__PROBLEM DESCRIPTION__:
Only a number is wanted: how many lines of the entries include the string "text"?

Structured figure records
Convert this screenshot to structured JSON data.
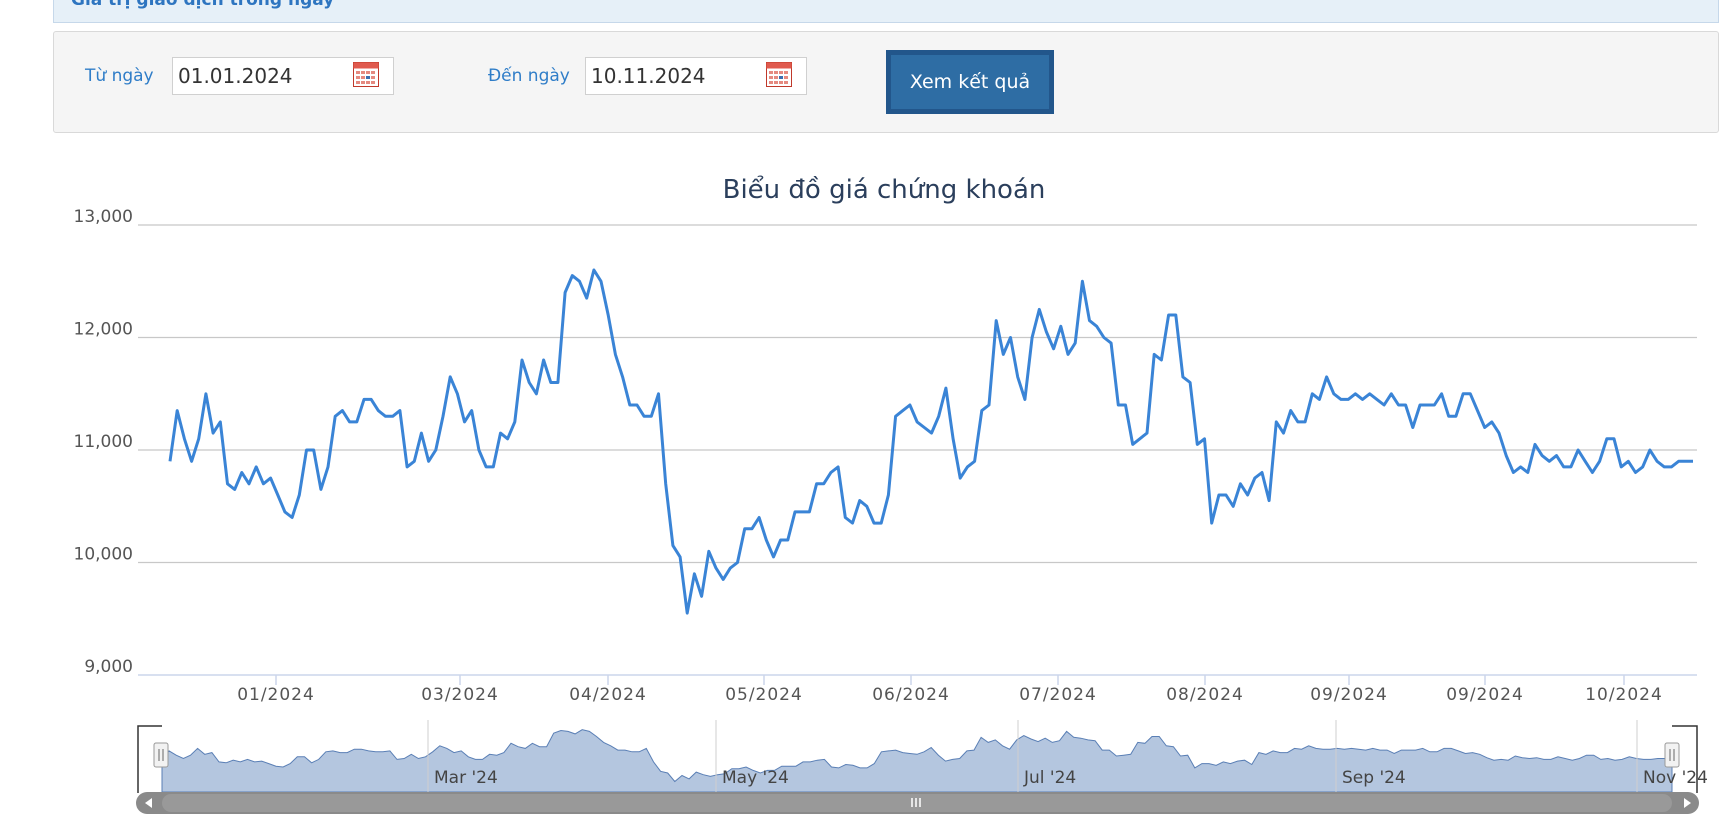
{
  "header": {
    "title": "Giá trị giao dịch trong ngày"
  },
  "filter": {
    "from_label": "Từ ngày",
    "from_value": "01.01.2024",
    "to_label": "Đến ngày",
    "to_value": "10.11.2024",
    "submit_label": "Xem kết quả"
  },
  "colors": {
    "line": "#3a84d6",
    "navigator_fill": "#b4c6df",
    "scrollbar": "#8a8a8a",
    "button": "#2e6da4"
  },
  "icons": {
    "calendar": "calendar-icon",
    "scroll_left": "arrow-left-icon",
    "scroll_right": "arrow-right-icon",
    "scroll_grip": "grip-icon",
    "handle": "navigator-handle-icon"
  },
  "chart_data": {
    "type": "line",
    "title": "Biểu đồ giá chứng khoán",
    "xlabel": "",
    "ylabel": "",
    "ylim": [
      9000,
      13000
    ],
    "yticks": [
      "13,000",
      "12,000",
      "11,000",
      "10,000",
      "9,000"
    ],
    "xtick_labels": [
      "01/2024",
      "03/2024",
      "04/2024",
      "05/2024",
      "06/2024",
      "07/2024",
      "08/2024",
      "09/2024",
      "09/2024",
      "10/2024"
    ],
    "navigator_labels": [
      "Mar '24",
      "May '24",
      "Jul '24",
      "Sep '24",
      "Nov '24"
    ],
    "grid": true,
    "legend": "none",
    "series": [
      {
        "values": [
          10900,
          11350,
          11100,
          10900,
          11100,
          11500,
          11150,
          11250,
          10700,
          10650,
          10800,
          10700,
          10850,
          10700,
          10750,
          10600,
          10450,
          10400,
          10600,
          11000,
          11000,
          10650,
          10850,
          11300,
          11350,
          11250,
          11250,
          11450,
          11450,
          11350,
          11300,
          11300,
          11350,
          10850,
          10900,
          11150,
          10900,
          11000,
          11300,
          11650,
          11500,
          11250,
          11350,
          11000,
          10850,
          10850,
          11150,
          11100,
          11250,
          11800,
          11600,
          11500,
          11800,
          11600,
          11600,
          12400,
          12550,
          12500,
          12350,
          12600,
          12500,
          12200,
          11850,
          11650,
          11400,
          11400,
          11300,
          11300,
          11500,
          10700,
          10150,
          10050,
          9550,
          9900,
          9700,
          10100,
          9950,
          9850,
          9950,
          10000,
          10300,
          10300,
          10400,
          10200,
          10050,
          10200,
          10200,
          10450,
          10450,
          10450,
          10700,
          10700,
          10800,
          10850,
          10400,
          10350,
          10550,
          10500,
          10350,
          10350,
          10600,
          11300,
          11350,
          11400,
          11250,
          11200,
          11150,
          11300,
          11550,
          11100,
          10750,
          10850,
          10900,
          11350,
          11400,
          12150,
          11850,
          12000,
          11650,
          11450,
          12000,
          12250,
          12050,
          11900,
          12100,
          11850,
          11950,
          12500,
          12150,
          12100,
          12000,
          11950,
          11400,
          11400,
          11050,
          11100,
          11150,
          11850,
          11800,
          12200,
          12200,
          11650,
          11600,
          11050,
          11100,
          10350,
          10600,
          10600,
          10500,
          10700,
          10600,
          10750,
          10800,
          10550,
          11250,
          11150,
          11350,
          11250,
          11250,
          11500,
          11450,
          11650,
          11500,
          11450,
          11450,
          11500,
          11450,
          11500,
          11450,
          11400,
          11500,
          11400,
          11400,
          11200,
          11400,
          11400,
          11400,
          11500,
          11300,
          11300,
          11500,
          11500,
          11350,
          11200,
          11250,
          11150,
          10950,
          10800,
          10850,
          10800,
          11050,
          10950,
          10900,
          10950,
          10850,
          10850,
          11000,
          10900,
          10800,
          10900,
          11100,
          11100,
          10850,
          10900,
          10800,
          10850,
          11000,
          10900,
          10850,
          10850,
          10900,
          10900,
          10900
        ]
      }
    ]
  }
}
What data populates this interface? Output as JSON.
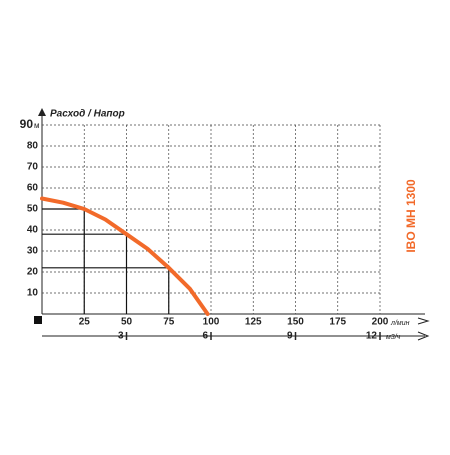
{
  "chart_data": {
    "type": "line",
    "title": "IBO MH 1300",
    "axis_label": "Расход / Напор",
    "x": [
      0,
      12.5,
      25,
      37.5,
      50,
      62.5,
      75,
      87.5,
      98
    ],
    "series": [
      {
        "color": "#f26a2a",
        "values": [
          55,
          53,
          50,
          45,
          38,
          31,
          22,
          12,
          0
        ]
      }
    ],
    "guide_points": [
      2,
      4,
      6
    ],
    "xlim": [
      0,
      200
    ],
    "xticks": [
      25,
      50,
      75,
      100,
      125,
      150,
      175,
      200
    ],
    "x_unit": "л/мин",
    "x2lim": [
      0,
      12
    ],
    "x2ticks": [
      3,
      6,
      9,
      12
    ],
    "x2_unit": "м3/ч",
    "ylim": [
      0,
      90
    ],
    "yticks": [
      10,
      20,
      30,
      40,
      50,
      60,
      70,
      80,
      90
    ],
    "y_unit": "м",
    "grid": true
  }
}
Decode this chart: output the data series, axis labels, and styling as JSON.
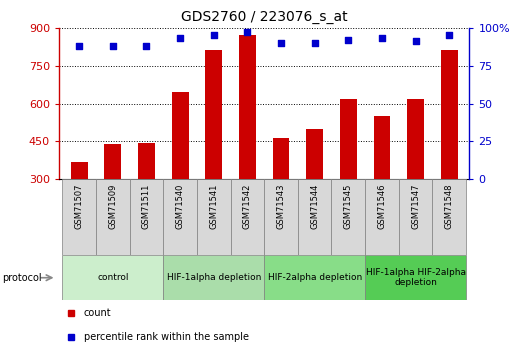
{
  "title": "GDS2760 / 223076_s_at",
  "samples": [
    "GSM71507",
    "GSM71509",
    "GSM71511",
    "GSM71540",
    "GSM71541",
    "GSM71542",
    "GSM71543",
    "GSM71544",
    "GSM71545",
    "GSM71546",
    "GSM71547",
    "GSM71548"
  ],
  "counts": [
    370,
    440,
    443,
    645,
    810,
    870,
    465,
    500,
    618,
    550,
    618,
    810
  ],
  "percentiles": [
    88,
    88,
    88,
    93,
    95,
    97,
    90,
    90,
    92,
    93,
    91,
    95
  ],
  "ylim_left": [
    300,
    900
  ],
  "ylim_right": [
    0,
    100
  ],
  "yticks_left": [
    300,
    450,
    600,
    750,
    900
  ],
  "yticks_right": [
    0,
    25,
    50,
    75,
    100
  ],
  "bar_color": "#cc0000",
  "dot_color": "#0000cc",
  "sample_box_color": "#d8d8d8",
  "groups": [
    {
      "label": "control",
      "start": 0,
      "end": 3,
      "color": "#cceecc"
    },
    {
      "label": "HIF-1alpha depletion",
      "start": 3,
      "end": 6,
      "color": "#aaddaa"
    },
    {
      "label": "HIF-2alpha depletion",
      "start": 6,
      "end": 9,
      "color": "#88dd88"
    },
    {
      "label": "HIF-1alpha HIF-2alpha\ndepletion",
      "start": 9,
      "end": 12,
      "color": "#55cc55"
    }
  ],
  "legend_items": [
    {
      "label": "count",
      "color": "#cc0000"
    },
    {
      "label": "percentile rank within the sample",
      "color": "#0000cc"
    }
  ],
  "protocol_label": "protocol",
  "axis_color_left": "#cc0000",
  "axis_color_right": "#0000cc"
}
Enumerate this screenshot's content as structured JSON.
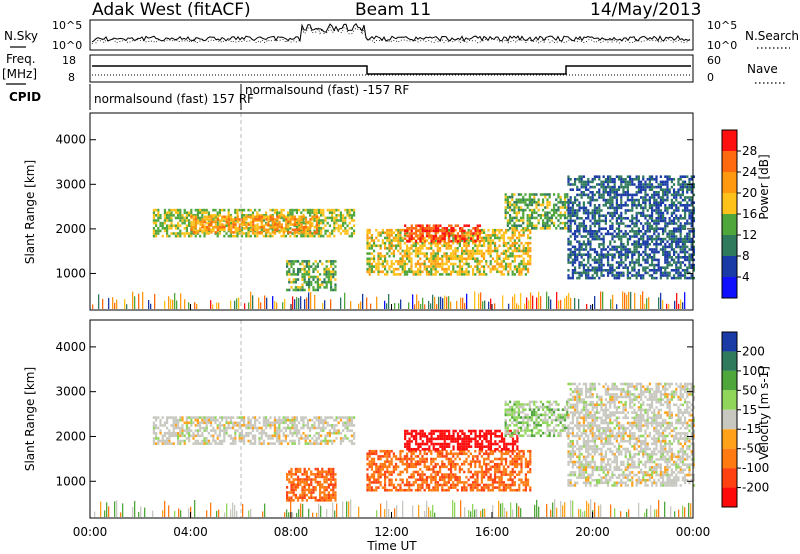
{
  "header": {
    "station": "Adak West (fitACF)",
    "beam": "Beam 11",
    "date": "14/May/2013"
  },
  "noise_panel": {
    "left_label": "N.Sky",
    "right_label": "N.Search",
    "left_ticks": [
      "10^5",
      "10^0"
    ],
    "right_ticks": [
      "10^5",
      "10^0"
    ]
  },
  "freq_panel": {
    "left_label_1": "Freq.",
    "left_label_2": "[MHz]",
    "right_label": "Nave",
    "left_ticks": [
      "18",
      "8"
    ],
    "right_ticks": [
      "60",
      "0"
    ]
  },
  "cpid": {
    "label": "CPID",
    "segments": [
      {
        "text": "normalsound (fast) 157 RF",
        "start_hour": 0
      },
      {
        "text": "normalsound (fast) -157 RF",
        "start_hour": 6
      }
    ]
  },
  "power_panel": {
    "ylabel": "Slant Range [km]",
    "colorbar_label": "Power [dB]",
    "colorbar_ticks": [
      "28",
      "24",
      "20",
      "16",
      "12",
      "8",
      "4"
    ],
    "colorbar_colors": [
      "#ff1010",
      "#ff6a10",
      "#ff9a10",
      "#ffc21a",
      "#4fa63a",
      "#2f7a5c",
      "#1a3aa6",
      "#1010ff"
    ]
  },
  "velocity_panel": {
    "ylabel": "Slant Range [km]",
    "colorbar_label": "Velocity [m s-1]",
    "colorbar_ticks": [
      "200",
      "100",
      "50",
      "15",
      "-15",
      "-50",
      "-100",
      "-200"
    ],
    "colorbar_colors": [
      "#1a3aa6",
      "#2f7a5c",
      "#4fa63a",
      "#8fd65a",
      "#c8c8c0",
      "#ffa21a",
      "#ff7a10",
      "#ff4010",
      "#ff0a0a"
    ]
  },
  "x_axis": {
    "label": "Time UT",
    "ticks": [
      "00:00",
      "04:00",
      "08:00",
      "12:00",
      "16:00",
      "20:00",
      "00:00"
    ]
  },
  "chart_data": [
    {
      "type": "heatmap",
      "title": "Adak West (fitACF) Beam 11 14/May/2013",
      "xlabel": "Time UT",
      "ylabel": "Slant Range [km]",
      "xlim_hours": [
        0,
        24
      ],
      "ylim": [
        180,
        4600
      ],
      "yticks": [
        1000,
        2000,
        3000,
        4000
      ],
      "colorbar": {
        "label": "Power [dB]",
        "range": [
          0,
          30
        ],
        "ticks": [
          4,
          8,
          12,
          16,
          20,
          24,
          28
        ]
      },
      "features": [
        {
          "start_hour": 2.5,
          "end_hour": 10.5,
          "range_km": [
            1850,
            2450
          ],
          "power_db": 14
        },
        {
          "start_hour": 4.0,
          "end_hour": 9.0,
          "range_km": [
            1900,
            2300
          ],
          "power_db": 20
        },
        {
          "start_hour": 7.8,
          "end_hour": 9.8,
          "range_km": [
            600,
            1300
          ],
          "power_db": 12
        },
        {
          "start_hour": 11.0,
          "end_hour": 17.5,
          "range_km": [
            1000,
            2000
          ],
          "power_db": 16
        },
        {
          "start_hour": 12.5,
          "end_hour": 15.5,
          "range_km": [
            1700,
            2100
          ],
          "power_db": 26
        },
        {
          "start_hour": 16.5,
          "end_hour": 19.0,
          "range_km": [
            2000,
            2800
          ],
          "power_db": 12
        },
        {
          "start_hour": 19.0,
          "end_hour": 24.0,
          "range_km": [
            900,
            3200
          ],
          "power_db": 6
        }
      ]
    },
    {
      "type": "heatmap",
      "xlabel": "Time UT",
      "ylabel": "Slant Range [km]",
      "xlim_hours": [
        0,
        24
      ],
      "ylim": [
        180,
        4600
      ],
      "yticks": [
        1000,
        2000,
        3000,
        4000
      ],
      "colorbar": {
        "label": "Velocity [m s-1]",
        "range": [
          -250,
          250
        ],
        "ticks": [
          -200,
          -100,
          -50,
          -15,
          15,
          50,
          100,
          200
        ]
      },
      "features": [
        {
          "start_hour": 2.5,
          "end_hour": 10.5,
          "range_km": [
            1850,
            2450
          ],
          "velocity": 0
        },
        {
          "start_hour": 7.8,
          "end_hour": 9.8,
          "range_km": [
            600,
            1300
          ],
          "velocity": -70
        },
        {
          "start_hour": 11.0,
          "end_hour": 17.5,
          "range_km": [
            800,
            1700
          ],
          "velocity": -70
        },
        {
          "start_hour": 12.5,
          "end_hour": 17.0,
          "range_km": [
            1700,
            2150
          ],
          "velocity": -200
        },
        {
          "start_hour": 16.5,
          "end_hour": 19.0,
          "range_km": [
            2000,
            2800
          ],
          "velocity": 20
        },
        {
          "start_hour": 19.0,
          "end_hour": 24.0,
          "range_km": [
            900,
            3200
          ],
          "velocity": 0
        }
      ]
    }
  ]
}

__THE OUTPUT__:
2